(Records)

-- start --

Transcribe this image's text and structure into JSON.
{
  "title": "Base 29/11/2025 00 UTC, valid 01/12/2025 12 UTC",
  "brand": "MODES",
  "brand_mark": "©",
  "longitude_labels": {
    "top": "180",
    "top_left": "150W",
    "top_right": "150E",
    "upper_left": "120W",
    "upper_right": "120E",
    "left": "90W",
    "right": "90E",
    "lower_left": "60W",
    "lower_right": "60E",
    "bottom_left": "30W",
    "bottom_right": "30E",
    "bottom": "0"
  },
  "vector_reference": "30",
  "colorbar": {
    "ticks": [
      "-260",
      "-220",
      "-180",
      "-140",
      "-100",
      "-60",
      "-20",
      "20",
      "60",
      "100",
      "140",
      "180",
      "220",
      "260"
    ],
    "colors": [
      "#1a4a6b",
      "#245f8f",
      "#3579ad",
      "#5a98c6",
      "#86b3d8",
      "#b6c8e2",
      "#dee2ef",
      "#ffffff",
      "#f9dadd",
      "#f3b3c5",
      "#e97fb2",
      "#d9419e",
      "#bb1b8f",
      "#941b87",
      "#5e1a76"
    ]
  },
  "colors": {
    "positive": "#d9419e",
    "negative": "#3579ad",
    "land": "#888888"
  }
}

-- end --

- [EXERCISE OBJECTIVE]:
Go through the listing above and restate it word for word.

- [WORKED SOLUTION]:
Transcribe this image's text and structure into JSON.
{
  "title": "Base 29/11/2025 00 UTC, valid 01/12/2025 12 UTC",
  "brand": "MODES",
  "brand_mark": "©",
  "longitude_labels": {
    "top": "180",
    "top_left": "150W",
    "top_right": "150E",
    "upper_left": "120W",
    "upper_right": "120E",
    "left": "90W",
    "right": "90E",
    "lower_left": "60W",
    "lower_right": "60E",
    "bottom_left": "30W",
    "bottom_right": "30E",
    "bottom": "0"
  },
  "vector_reference": "30",
  "colorbar": {
    "ticks": [
      "-260",
      "-220",
      "-180",
      "-140",
      "-100",
      "-60",
      "-20",
      "20",
      "60",
      "100",
      "140",
      "180",
      "220",
      "260"
    ],
    "colors": [
      "#1a4a6b",
      "#245f8f",
      "#3579ad",
      "#5a98c6",
      "#86b3d8",
      "#b6c8e2",
      "#dee2ef",
      "#ffffff",
      "#f9dadd",
      "#f3b3c5",
      "#e97fb2",
      "#d9419e",
      "#bb1b8f",
      "#941b87",
      "#5e1a76"
    ]
  },
  "colors": {
    "positive": "#d9419e",
    "negative": "#3579ad",
    "land": "#888888"
  }
}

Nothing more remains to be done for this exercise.